つい最近、スタッフとの研修の中で、該当率100%になった質問があります。それは「利用者(要介護者)から暴力やハラスメントを受けたことがありますか?」というものです。私自身を含めて、スタッフの全員が、利用者から暴力やハラスメントを受けたことがあったのです。
実は、介護事業者の側からすると、この話は、とてもオープンにしにくいのです。「それを我慢するのが、介護職の仕事でしょう」という意見を持っているご家族も少なくありません。「その程度のことで、ハラスメントと騒ぐな」といった逆ギレもあります。
一般には知られていないと思いますが、現場からすると、介護職が受ける暴言や暴力の数は、尋常ではありません。すでに緊急事態であることを理解してもらいたいです。事情はいろいろあると思います。認知症の症状のせいと言われてしまえば「我慢しなくては」と感じます。
介護職は、虐待に関する研修を受けています。しかし、そうした研修のほとんどは、介護職が虐待の加害者にならないようにするものがほとんどです。その内容も「いつでも大きな気持ちで優しさを忘れず、多少の暴力やハラスメントは我慢してくださいね」というものになりがちです。
ですが本当は、介護職が利用者から暴力やハラスメントを受けないようにするためのノウハウに関する研修も必要だと思います。しかし、そのような研修があるという話は、あまり聞いたことがありません。
介護職が受ける暴力やハラスメントは、利用者からのものだけではありません。実は、雇い主となる介護事業者の経営層からのものも少なくないと感じています。介護保険制度が始まったことによって幕を開けた介護業界は、そこからまだ20年も経っていない、若い業界なのです。
正直、ひとつの企業としては未熟な面も多く、スタッフの育成の前に、経営層の育成が必要な業界と思っています。ちょっとしたトラブルがあった場合、介護業界の経営層の少なからぬ人々は、現場の介護職を攻撃対象にします。
よく、介護職が介護事業者のところを退職するのは「日頃のストレスがたまったことが原因」と報道されますよね。ただ、そのストレスというのは、なにも利用者からきているものだけでなく、職場の上司である経営層からのものも大きいと考えるべきだと思います。
ここまで、介護職を擁護してきましたが、介護職による利用者の虐待は、起こってはいけない事です。それに、ニュースとして取り上げられるのは、全体で起こっている虐待の氷山の一角にすぎません。

**提供資料**
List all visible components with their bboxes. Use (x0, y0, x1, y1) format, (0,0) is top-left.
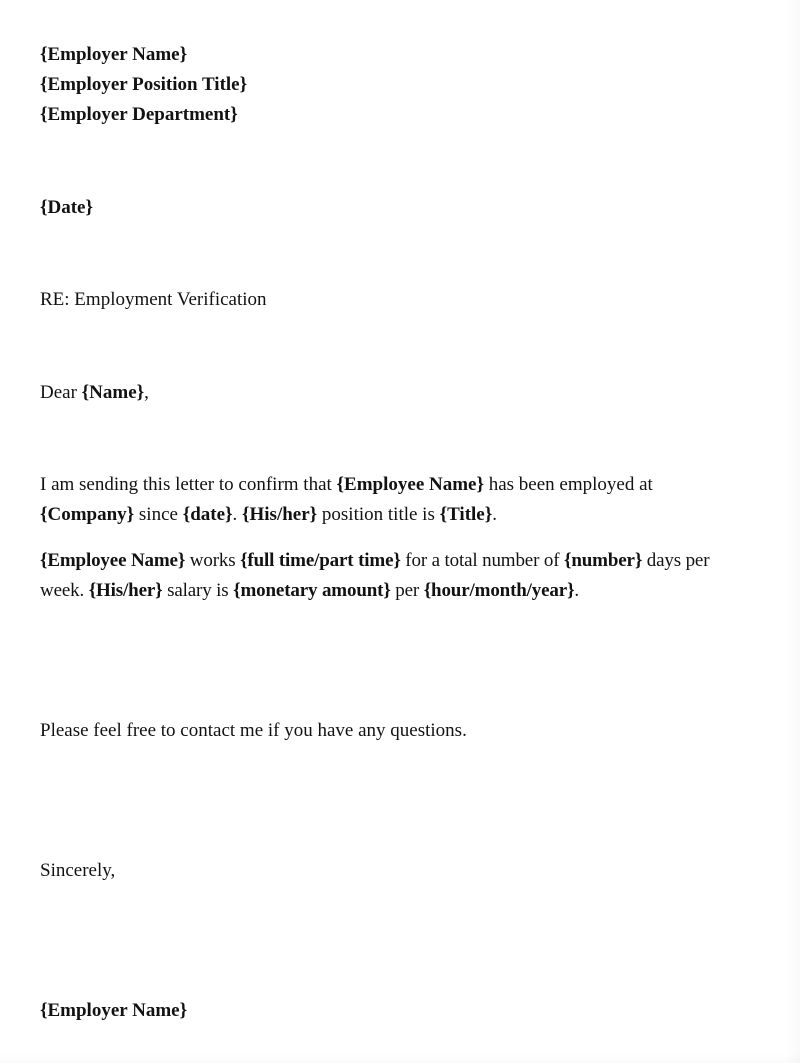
p2-salary-placeholder: {monetary amount} (233, 580, 391, 601)
p2-seg-10: per (390, 580, 424, 601)
p1-seg-11: . (492, 504, 497, 525)
p1-title-placeholder: {Title} (439, 504, 493, 525)
letterhead-employer-position-title: {Employer Position Title} (40, 74, 248, 95)
spacer-after-date (40, 223, 740, 285)
spacer-after-letterhead (40, 130, 740, 193)
p2-pronoun-placeholder: {His/her} (88, 580, 163, 601)
spacer-after-salutation (40, 408, 740, 470)
signature-block (40, 996, 740, 1026)
date-placeholder: {Date} (40, 197, 93, 218)
closing-note-line: Please feel free to contact me if you have any questions. (40, 720, 467, 741)
salutation-name-placeholder: {Name} (81, 382, 145, 403)
p1-pronoun-placeholder: {His/her} (242, 504, 318, 525)
p2-number-placeholder: {number} (563, 550, 643, 571)
p1-seg-1: I am sending this letter to confirm that (40, 474, 337, 495)
letterhead-employer-department: {Employer Department} (40, 104, 238, 125)
p1-company-placeholder: {Company} (40, 504, 135, 525)
subject-block (40, 285, 740, 315)
subject-line: RE: Employment Verification (40, 289, 267, 310)
body-paragraph-2 (40, 546, 746, 606)
letterhead-employer-name: {Employer Name} (40, 44, 188, 65)
p2-seg-6: days per week. (40, 550, 710, 601)
p2-employment-type-placeholder: {full time/part time} (240, 550, 401, 571)
salutation-greeting: Dear (40, 382, 82, 403)
date-block (40, 193, 740, 223)
p1-employee-name-placeholder: {Employee Name} (336, 474, 484, 495)
page-edge-shadow-right (786, 0, 800, 1063)
p2-period-placeholder: {hour/month/year} (423, 580, 575, 601)
page-edge-shadow-bottom (0, 1053, 800, 1063)
body-paragraph-1 (40, 470, 660, 530)
signature-employer-name: {Employer Name} (40, 1000, 188, 1021)
salutation-block (40, 378, 740, 408)
p2-seg-2: works (185, 550, 241, 571)
closing-note-block (40, 716, 740, 746)
salutation-line (40, 378, 740, 408)
letterhead-block (40, 40, 740, 130)
spacer-after-signoff (40, 886, 740, 996)
salutation-comma: , (144, 382, 149, 403)
p2-seg-8: salary is (162, 580, 234, 601)
p1-seg-3: has been employed at (483, 474, 653, 495)
p2-seg-4: for a total number of (400, 550, 564, 571)
p1-seg-9: position title is (317, 504, 440, 525)
p1-date-placeholder: {date} (182, 504, 233, 525)
signoff-block (40, 856, 740, 886)
spacer-after-subject (40, 315, 740, 378)
p1-seg-7: . (232, 504, 243, 525)
p1-seg-5: since (134, 504, 183, 525)
p2-employee-name-placeholder: {Employee Name} (40, 550, 186, 571)
p2-seg-12: . (574, 580, 580, 601)
spacer-after-closing-note (40, 746, 740, 856)
signoff-line: Sincerely, (40, 860, 116, 881)
spacer-after-body (40, 606, 740, 716)
letter-content (40, 40, 740, 1026)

**課題一覧**
a) 介護職へのハラスメントを扱った本文で、かぎかっこ「」に囲まれた語句をすべて、出てくる順に挙げてください。
b) 介護職へのハラスメントを扱った本文のうち、「実は、介護事業者の側からする」から「ていない、若い業界なのです。」までの部分を一字も変えずに引用してください。
c) 介護職へのハラスメントを扱った本文を、最後の文の後から書き継いでください。

**回答**
a)
- 「利用者(要介護者)から暴力やハラスメントを受けたことがありますか?」
- 「それを我慢するのが、介護職の仕事でしょう」
- 「その程度のことで、ハラスメントと騒ぐな」
- 「我慢しなくては」
- 「いつでも大きな気持ちで優しさを忘れず、多少の暴力やハラスメントは我慢してくださいね」
- 「日頃のストレスがたまったことが原因」

b)
実は、介護事業者の側からすると、この話は、とてもオープンにしにくいのです。「それを我慢するのが、介護職の仕事でしょう」という意見を持っているご家族も少なくありません。「その程度のことで、ハラスメントと騒ぐな」といった逆ギレもあります。
一般には知られていないと思いますが、現場からすると、介護職が受ける暴言や暴力の数は、尋常ではありません。すでに緊急事態であることを理解してもらいたいです。事情はいろいろあると思います。認知症の症状のせいと言われてしまえば「我慢しなくては」と感じます。
介護職は、虐待に関する研修を受けています。しかし、そうした研修のほとんどは、介護職が虐待の加害者にならないようにするものがほとんどです。その内容も「いつでも大きな気持ちで優しさを忘れず、多少の暴力やハラスメントは我慢してくださいね」というものになりがちです。
ですが本当は、介護職が利用者から暴力やハラスメントを受けないようにするためのノウハウに関する研修も必要だと思います。しかし、そのような研修があるという話は、あまり聞いたことがありません。
介護職が受ける暴力やハラスメントは、利用者からのものだけではありません。実は、雇い主となる介護事業者の経営層からのものも少なくないと感じています。介護保険制度が始まったことによって幕を開けた介護業界は、そこからまだ20年も経っていない、若い業界なのです。

c)
ただ、こうした虐待を減らすためには、介護職に対する、介護職が虐待の加害者にならないための研修だけでは不十分だと思うのです。介護に関わるみんなが、他者に対して暴力やハラスメントをしないという、当たり前のことを学んでいかないとならないのです。その点では、介護職は、もっと守られるべきだと思っています。
私が自分で介護事業者を立ち上げると決めた理由の一つに、介護職がきちんと仕事の結果を手にすることができ、暴力やハラスメントを受けることがない職場を作りたかったということがあります。
私自身が経験してきた「介護職のほうが周囲から受ける虐待」を、なんとかしたいという気持ちを、今も強く願っています。そして、願うだけでなく、実際に自分が行動しなければ、現状は変わりません。そのためには、介護職が受けている暴力やハラスメントを、世間の人々に知ってもらうための活動をしていくつもりです。
KAIGO LAB の皆様が、記事として取り上げていらっしゃる内容は、今後の介護業界を変えていく、大きな力になると思っています。きれいごとの通用する仕事などないというのが私の考えですが、とくに介護業界は、フンワリ、やわらかなイメージで、現実から目をそむけながら、介護職の確保を目指しているように感じてなりません。
こちらの記事から、介護業界の現実を理解する人々が増え、具体的な改善点を考え、そのための行動をおこす人々が増えて行くことを希望しています。現実から目をそむけない記事を、これからも胸を熱くして待っています。